Exercise aim: Set down, in full, every record in the block.

Material for this exercise:
■ ■ ■ ■ ■ ■ ■

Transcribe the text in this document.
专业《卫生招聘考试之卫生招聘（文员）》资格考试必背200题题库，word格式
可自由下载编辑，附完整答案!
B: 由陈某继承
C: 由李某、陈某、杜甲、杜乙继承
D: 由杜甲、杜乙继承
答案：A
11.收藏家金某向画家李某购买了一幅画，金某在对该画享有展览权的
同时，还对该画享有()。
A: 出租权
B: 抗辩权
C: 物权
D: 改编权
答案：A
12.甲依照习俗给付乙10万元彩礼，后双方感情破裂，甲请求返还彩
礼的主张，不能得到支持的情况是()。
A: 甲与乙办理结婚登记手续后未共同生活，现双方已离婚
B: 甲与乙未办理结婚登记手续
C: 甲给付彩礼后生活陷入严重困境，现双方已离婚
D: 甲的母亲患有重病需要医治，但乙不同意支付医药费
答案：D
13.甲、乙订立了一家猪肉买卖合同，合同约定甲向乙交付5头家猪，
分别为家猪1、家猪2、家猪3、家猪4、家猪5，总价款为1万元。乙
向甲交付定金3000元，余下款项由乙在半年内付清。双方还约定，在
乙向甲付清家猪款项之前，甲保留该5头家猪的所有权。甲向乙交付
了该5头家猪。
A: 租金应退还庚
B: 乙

■ ■ ■ ■ ■ ■ ■

Result of this exercise:
Transcribe the text in this document.
专业《卫生招聘考试之卫生招聘（文员）》资格考试必背200题题库，word格式
可自由下载编辑，附完整答案!
B: 由陈某继承
C: 由李某、陈某、杜甲、杜乙继承
D: 由杜甲、杜乙继承
答案：A
11.收藏家金某向画家李某购买了一幅画，金某在对该画享有展览权的
同时，还对该画享有()。
A: 出租权
B: 抗辩权
C: 物权
D: 改编权
答案：A
12.甲依照习俗给付乙10万元彩礼，后双方感情破裂，甲请求返还彩
礼的主张，不能得到支持的情况是()。
A: 甲与乙办理结婚登记手续后未共同生活，现双方已离婚
B: 甲与乙未办理结婚登记手续
C: 甲给付彩礼后生活陷入严重困境，现双方已离婚
D: 甲的母亲患有重病需要医治，但乙不同意支付医药费
答案：D
13.甲、乙订立了一家猪肉买卖合同，合同约定甲向乙交付5头家猪，
分别为家猪1、家猪2、家猪3、家猪4、家猪5，总价款为1万元。乙
向甲交付定金3000元，余下款项由乙在半年内付清。双方还约定，在
乙向甲付清家猪款项之前，甲保留该5头家猪的所有权。甲向乙交付
了该5头家猪。
A: 租金应退还庚
B: 乙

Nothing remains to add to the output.